§ What you should do
Repeat the entries below exactly as they appear, with no pictures.

§ Material to process

=-=-=-=-=

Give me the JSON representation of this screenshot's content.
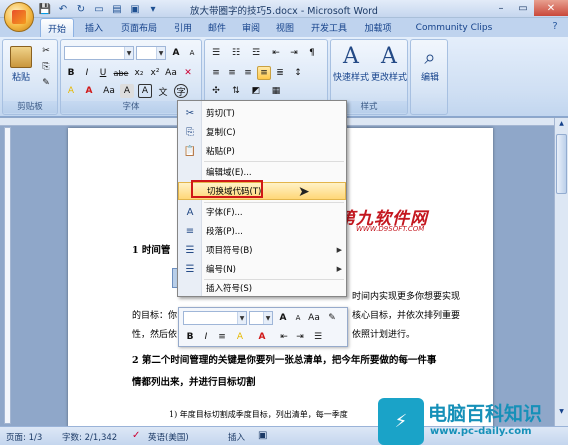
{
  "window": {
    "title": "放大带圈字的技巧5.docx - Microsoft Word"
  },
  "tabs": [
    "开始",
    "插入",
    "页面布局",
    "引用",
    "邮件",
    "审阅",
    "视图",
    "开发工具",
    "加载项",
    "Community Clips"
  ],
  "ribbon": {
    "clipboard": {
      "paste": "粘贴",
      "label": "剪贴板"
    },
    "font": {
      "label": "字体",
      "bold": "B",
      "italic": "I",
      "underline": "U",
      "strike": "abe",
      "sub": "x₂",
      "super": "x²",
      "aa": "Aa",
      "grow": "A",
      "shrink": "A",
      "clear": "A",
      "color": "A",
      "highlight": "A",
      "shade": "A",
      "char_border": "A",
      "phonetic": "文",
      "enclosed": "字"
    },
    "paragraph": {
      "label": "段落"
    },
    "styles": {
      "quick": "快速样式",
      "change": "更改样式",
      "label": "样式"
    },
    "editing": {
      "label": "编辑"
    }
  },
  "context_menu": [
    {
      "icon": "✂",
      "label": "剪切(T)"
    },
    {
      "icon": "⎘",
      "label": "复制(C)"
    },
    {
      "icon": "📋",
      "label": "粘贴(P)"
    },
    {
      "icon": "",
      "label": "编辑域(E)..."
    },
    {
      "icon": "",
      "label": "切换域代码(T)"
    },
    {
      "icon": "A",
      "label": "字体(F)..."
    },
    {
      "icon": "≡",
      "label": "段落(P)..."
    },
    {
      "icon": "☰",
      "label": "项目符号(B)"
    },
    {
      "icon": "☰",
      "label": "编号(N)"
    },
    {
      "icon": "",
      "label": "插入符号(S)"
    }
  ],
  "document": {
    "h1": "1  时间管",
    "p1a": "时间内实现更多你想要实现",
    "p1b": "的目标：你",
    "p1c": "核心目标，并依次排列重要",
    "p2a": "性，然后依",
    "p2b": "依照计划进行。",
    "h2a": "2  第二个时间管理的关键是你要列一张总清单，把今年所要做的每一件事",
    "h2b": "情都列出来，并进行目标切割",
    "p3": "1) 年度目标切割成季度目标，列出清单，每一季度"
  },
  "status": {
    "page": "页面: 1/3",
    "words": "字数: 2/1,342",
    "lang": "英语(美国)",
    "mode": "插入"
  },
  "watermarks": {
    "w1": "第九软件网",
    "w2": "WWW.D9SOFT.COM",
    "w3": "电脑百科知识",
    "w4": "www.pc-daily.com"
  }
}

=-=-=-=-=

§ Task result
Give me the JSON representation of this screenshot's content.
{
  "window": {
    "title": "放大带圈字的技巧5.docx - Microsoft Word"
  },
  "tabs": [
    "开始",
    "插入",
    "页面布局",
    "引用",
    "邮件",
    "审阅",
    "视图",
    "开发工具",
    "加载项",
    "Community Clips"
  ],
  "ribbon": {
    "clipboard": {
      "paste": "粘贴",
      "label": "剪贴板"
    },
    "font": {
      "label": "字体",
      "bold": "B",
      "italic": "I",
      "underline": "U",
      "strike": "abe",
      "sub": "x₂",
      "super": "x²",
      "aa": "Aa",
      "grow": "A",
      "shrink": "A",
      "clear": "A",
      "color": "A",
      "highlight": "A",
      "shade": "A",
      "char_border": "A",
      "phonetic": "文",
      "enclosed": "字"
    },
    "paragraph": {
      "label": "段落"
    },
    "styles": {
      "quick": "快速样式",
      "change": "更改样式",
      "label": "样式"
    },
    "editing": {
      "label": "编辑"
    }
  },
  "context_menu": [
    {
      "icon": "✂",
      "label": "剪切(T)"
    },
    {
      "icon": "⎘",
      "label": "复制(C)"
    },
    {
      "icon": "📋",
      "label": "粘贴(P)"
    },
    {
      "icon": "",
      "label": "编辑域(E)..."
    },
    {
      "icon": "",
      "label": "切换域代码(T)"
    },
    {
      "icon": "A",
      "label": "字体(F)..."
    },
    {
      "icon": "≡",
      "label": "段落(P)..."
    },
    {
      "icon": "☰",
      "label": "项目符号(B)"
    },
    {
      "icon": "☰",
      "label": "编号(N)"
    },
    {
      "icon": "",
      "label": "插入符号(S)"
    }
  ],
  "document": {
    "h1": "1  时间管",
    "p1a": "时间内实现更多你想要实现",
    "p1b": "的目标：你",
    "p1c": "核心目标，并依次排列重要",
    "p2a": "性，然后依",
    "p2b": "依照计划进行。",
    "h2a": "2  第二个时间管理的关键是你要列一张总清单，把今年所要做的每一件事",
    "h2b": "情都列出来，并进行目标切割",
    "p3": "1) 年度目标切割成季度目标，列出清单，每一季度"
  },
  "status": {
    "page": "页面: 1/3",
    "words": "字数: 2/1,342",
    "lang": "英语(美国)",
    "mode": "插入"
  },
  "watermarks": {
    "w1": "第九软件网",
    "w2": "WWW.D9SOFT.COM",
    "w3": "电脑百科知识",
    "w4": "www.pc-daily.com"
  }
}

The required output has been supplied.